→ THE TASK:
Look through the material below. Copy every line with the string "content" in it.
-- Begin MATERIAL --
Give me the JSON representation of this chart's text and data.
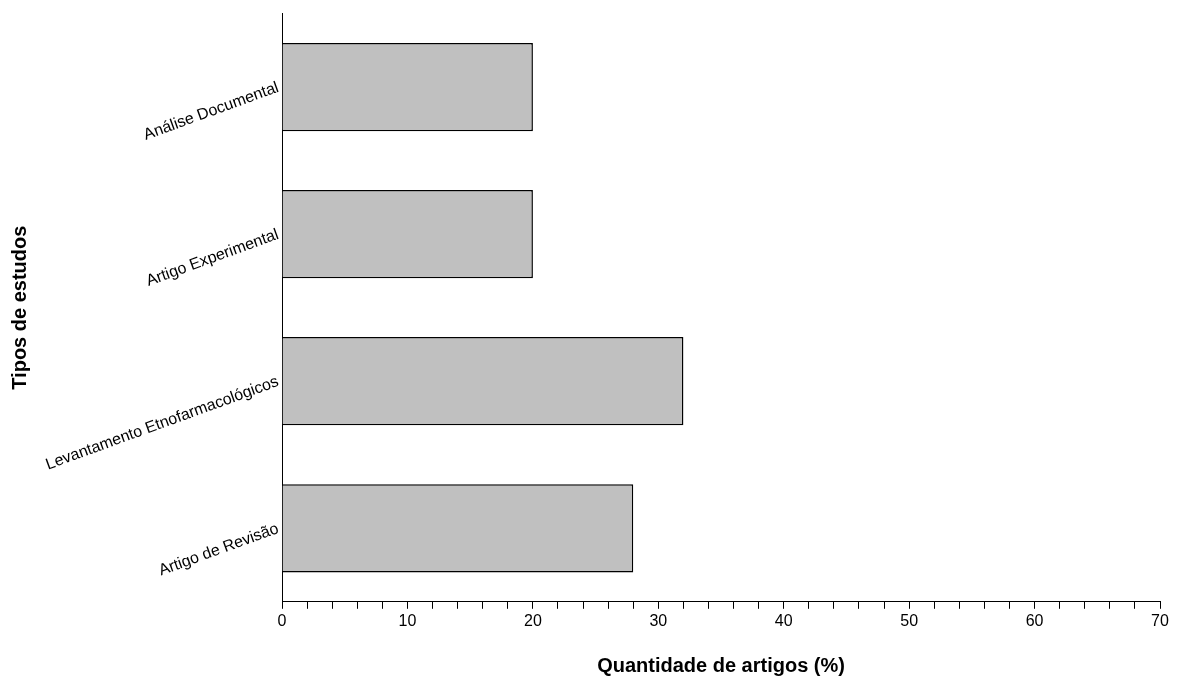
{
  "chart_data": {
    "type": "bar",
    "orientation": "horizontal",
    "xlabel": "Quantidade de artigos (%)",
    "ylabel": "Tipos de estudos",
    "categories": [
      "Análise Documental",
      "Artigo Experimental",
      "Levantamento Etnofarmacológicos",
      "Artigo de Revisão"
    ],
    "values": [
      20,
      20,
      32,
      28
    ],
    "color": "#c0c0c0",
    "xlim": [
      0,
      70
    ],
    "xticks": [
      0,
      {
        "value": 2,
        "label": null
      },
      {
        "value": 4,
        "label": null
      },
      {
        "value": 6,
        "label": null
      },
      {
        "value": 8,
        "label": null
      },
      10,
      {
        "value": 12,
        "label": null
      },
      {
        "value": 14,
        "label": null
      },
      {
        "value": 16,
        "label": null
      },
      {
        "value": 18,
        "label": null
      },
      20,
      {
        "value": 22,
        "label": null
      },
      {
        "value": 24,
        "label": null
      },
      {
        "value": 26,
        "label": null
      },
      {
        "value": 28,
        "label": null
      },
      30,
      {
        "value": 32,
        "label": null
      },
      {
        "value": 34,
        "label": null
      },
      {
        "value": 36,
        "label": null
      },
      {
        "value": 38,
        "label": null
      },
      40,
      {
        "value": 42,
        "label": null
      },
      {
        "value": 44,
        "label": null
      },
      {
        "value": 46,
        "label": null
      },
      {
        "value": 48,
        "label": null
      },
      50,
      {
        "value": 52,
        "label": null
      },
      {
        "value": 54,
        "label": null
      },
      {
        "value": 56,
        "label": null
      },
      {
        "value": 58,
        "label": null
      },
      60,
      {
        "value": 62,
        "label": null
      },
      {
        "value": 64,
        "label": null
      },
      {
        "value": 66,
        "label": null
      },
      {
        "value": 68,
        "label": null
      },
      70
    ],
    "grid": false,
    "legend": false
  }
}
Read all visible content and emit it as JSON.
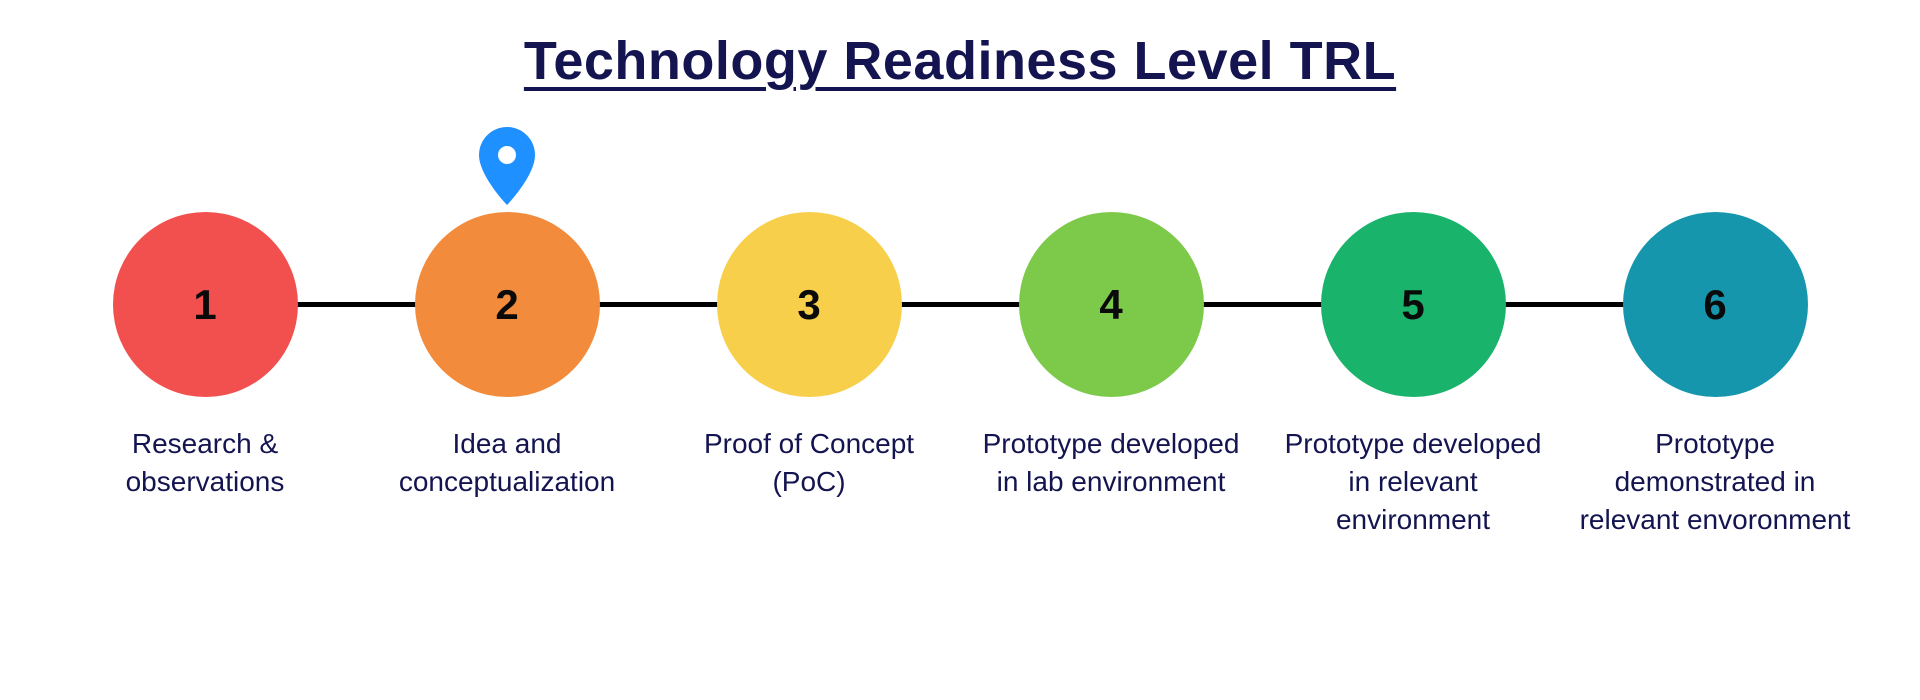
{
  "title": {
    "text": "Technology Readiness Level TRL",
    "color": "#141450",
    "fontsize": 54
  },
  "connector": {
    "color": "#000000",
    "height": 5
  },
  "pin": {
    "on_node_index": 1,
    "color": "#1e90ff",
    "inner_color": "#ffffff"
  },
  "label_color": "#141450",
  "nodes": [
    {
      "number": "1",
      "label": "Research & observations",
      "color": "#f24f4f"
    },
    {
      "number": "2",
      "label": "Idea and conceptualization",
      "color": "#f28b3b"
    },
    {
      "number": "3",
      "label": "Proof of Concept (PoC)",
      "color": "#f7cf4a"
    },
    {
      "number": "4",
      "label": "Prototype developed in lab environment",
      "color": "#7dc94a"
    },
    {
      "number": "5",
      "label": "Prototype developed in relevant environment",
      "color": "#19b36b"
    },
    {
      "number": "6",
      "label": "Prototype demonstrated in relevant envoronment",
      "color": "#1596ac"
    }
  ]
}
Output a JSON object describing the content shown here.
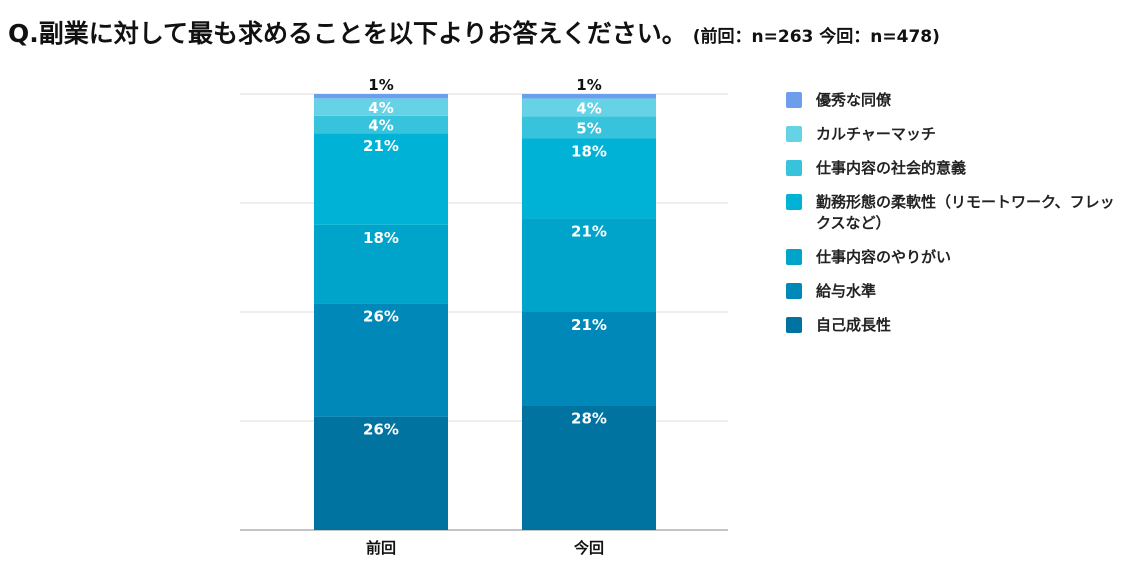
{
  "title": "Q.副業に対して最も求めることを以下よりお答えください。",
  "subtitle": "(前回：n=263 今回：n=478)",
  "chart_data": {
    "type": "bar",
    "stacked": true,
    "categories": [
      "前回",
      "今回"
    ],
    "ylim": [
      0,
      100
    ],
    "grid": true,
    "legend_position": "right",
    "series": [
      {
        "name": "自己成長性",
        "values": [
          26,
          28
        ],
        "labels": [
          "26%",
          "28%"
        ],
        "color": "#0073a0"
      },
      {
        "name": "給与水準",
        "values": [
          26,
          21
        ],
        "labels": [
          "26%",
          "21%"
        ],
        "color": "#0088b8"
      },
      {
        "name": "仕事内容のやりがい",
        "values": [
          18,
          21
        ],
        "labels": [
          "18%",
          "21%"
        ],
        "color": "#00a4cb"
      },
      {
        "name": "勤務形態の柔軟性（リモートワーク、フレックスなど）",
        "values": [
          21,
          18
        ],
        "labels": [
          "21%",
          "18%"
        ],
        "color": "#00b3d6"
      },
      {
        "name": "仕事内容の社会的意義",
        "values": [
          4,
          5
        ],
        "labels": [
          "4%",
          "5%"
        ],
        "color": "#38c3dd"
      },
      {
        "name": "カルチャーマッチ",
        "values": [
          4,
          4
        ],
        "labels": [
          "4%",
          "4%"
        ],
        "color": "#66d2e6"
      },
      {
        "name": "優秀な同僚",
        "values": [
          1,
          1
        ],
        "labels": [
          "1%",
          "1%"
        ],
        "color": "#6d9eeb"
      }
    ]
  }
}
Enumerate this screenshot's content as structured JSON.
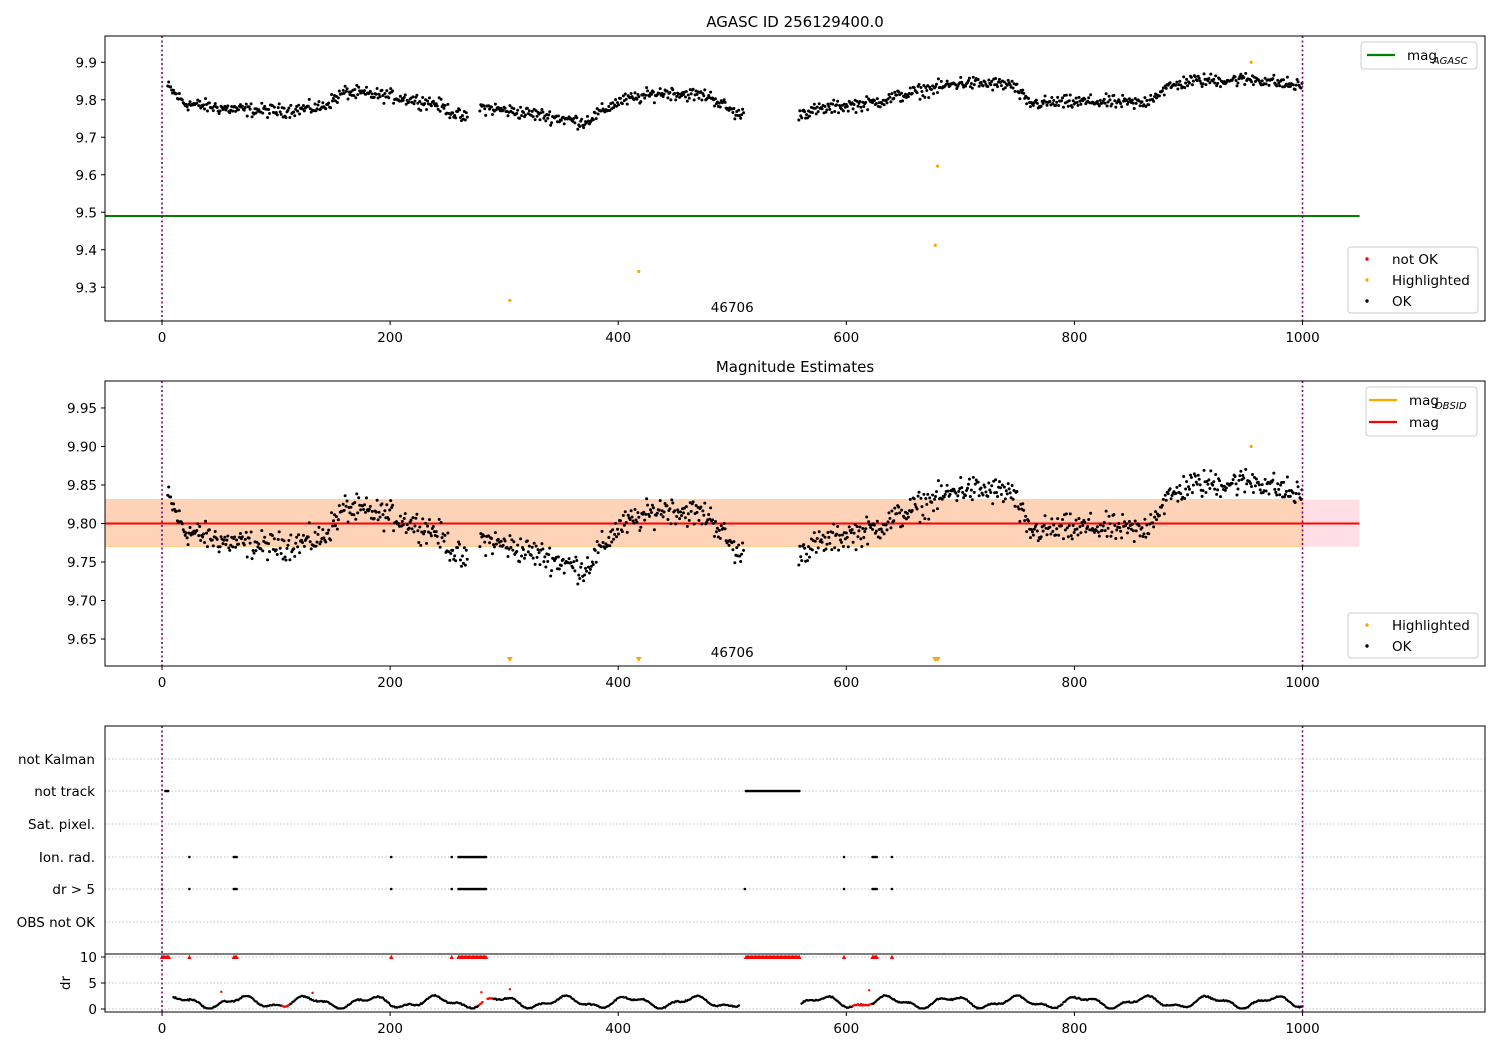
{
  "chart_data": [
    {
      "type": "scatter",
      "title": "AGASC ID 256129400.0",
      "ylim": [
        9.21,
        9.97
      ],
      "xlim": [
        -50,
        1160
      ],
      "x_ticks": [
        0,
        200,
        400,
        600,
        800,
        1000
      ],
      "y_ticks": [
        9.3,
        9.4,
        9.5,
        9.6,
        9.7,
        9.8,
        9.9
      ],
      "y_tick_labels": [
        "9.3",
        "9.4",
        "9.5",
        "9.6",
        "9.7",
        "9.8",
        "9.9"
      ],
      "obsid_label": "46706",
      "obsid_label_x": 500,
      "obs_boundaries": [
        0,
        1000
      ],
      "reference_line": {
        "name": "mag",
        "subscript": "AGASC",
        "value": 9.49,
        "x_range": [
          -50,
          1050
        ],
        "color": "#008000"
      },
      "legend_lines": [
        {
          "label": "mag",
          "subscript": "AGASC",
          "color": "#008000"
        }
      ],
      "legend_points": [
        {
          "label": "not OK",
          "color": "#ff0000"
        },
        {
          "label": "Highlighted",
          "color": "#ffa500"
        },
        {
          "label": "OK",
          "color": "#000000"
        }
      ],
      "series": [
        {
          "name": "OK",
          "color": "#000000",
          "description": "Star magnitude samples around 9.73–9.87 for x 5–510 and 560–1000"
        },
        {
          "name": "Highlighted",
          "color": "#ffa500",
          "x": [
            305,
            418,
            678,
            680,
            955
          ],
          "y": [
            9.265,
            9.342,
            9.412,
            9.623,
            9.9
          ]
        }
      ]
    },
    {
      "type": "scatter",
      "title": "Magnitude Estimates",
      "ylim": [
        9.615,
        9.985
      ],
      "xlim": [
        -50,
        1160
      ],
      "x_ticks": [
        0,
        200,
        400,
        600,
        800,
        1000
      ],
      "y_ticks": [
        9.65,
        9.7,
        9.75,
        9.8,
        9.85,
        9.9,
        9.95
      ],
      "y_tick_labels": [
        "9.65",
        "9.70",
        "9.75",
        "9.80",
        "9.85",
        "9.90",
        "9.95"
      ],
      "obsid_label": "46706",
      "obsid_label_x": 500,
      "obs_boundaries": [
        0,
        1000
      ],
      "mag_line": {
        "label": "mag",
        "value": 9.8,
        "x_range": [
          -50,
          1050
        ],
        "color": "#ff0000"
      },
      "mag_band": {
        "low": 9.77,
        "high": 9.831,
        "x_range": [
          -50,
          1050
        ],
        "color": "#ffc0cb"
      },
      "mag_obsid_band": {
        "low": 9.77,
        "high": 9.831,
        "x_range": [
          -50,
          1000
        ],
        "color": "#ffa500"
      },
      "legend_lines": [
        {
          "label": "mag",
          "subscript": "OBSID",
          "color": "#ffa500"
        },
        {
          "label": "mag",
          "subscript": "",
          "color": "#ff0000"
        }
      ],
      "legend_points": [
        {
          "label": "Highlighted",
          "color": "#ffa500"
        },
        {
          "label": "OK",
          "color": "#000000"
        }
      ],
      "series": [
        {
          "name": "OK",
          "color": "#000000",
          "description": "Star magnitude samples around 9.73–9.87"
        },
        {
          "name": "Highlighted",
          "color": "#ffa500",
          "x": [
            955
          ],
          "y": [
            9.9
          ]
        },
        {
          "name": "Highlighted (out of range, clipped)",
          "color": "#ffa500",
          "x": [
            305,
            418,
            678,
            680
          ],
          "marker": "down-triangle"
        }
      ]
    },
    {
      "type": "scatter",
      "title": "",
      "xlim": [
        -50,
        1160
      ],
      "x_ticks": [
        0,
        200,
        400,
        600,
        800,
        1000
      ],
      "obs_boundaries": [
        0,
        1000
      ],
      "flag_rows": [
        "not Kalman",
        "not track",
        "Sat. pixel.",
        "Ion. rad.",
        "dr > 5",
        "OBS not OK"
      ],
      "flag_points": {
        "not Kalman": [],
        "not track": [
          [
            3,
            6
          ],
          [
            512,
            560
          ]
        ],
        "Sat. pixel.": [],
        "Ion. rad.": [
          [
            24,
            24
          ],
          [
            63,
            66
          ],
          [
            201,
            201
          ],
          [
            254,
            254
          ],
          [
            260,
            285
          ],
          [
            598,
            598
          ],
          [
            623,
            627
          ],
          [
            640,
            640
          ]
        ],
        "dr > 5": [
          [
            0,
            0
          ],
          [
            24,
            24
          ],
          [
            63,
            66
          ],
          [
            201,
            201
          ],
          [
            254,
            254
          ],
          [
            260,
            285
          ],
          [
            511,
            511
          ],
          [
            598,
            598
          ],
          [
            623,
            627
          ],
          [
            640,
            640
          ]
        ],
        "OBS not OK": []
      },
      "dr_panel": {
        "ylabel": "dr",
        "y_ticks": [
          0,
          5,
          10
        ],
        "y_tick_labels": [
          "0",
          "5",
          "10"
        ],
        "clip_value": 10,
        "clipped_ranges": [
          [
            0,
            6
          ],
          [
            24,
            24
          ],
          [
            63,
            66
          ],
          [
            201,
            201
          ],
          [
            254,
            254
          ],
          [
            260,
            285
          ],
          [
            512,
            560
          ],
          [
            598,
            598
          ],
          [
            623,
            627
          ],
          [
            640,
            640
          ]
        ],
        "description": "Residual distance dr, mostly 0–3, black OK points and red not-OK points"
      }
    }
  ]
}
-- End MATERIAL --
→ WORKED ANSWER:
Read all visible content and emit it as JSON.
Output a JSON object describing the content shown here.
Enumerate this screenshot's content as structured JSON.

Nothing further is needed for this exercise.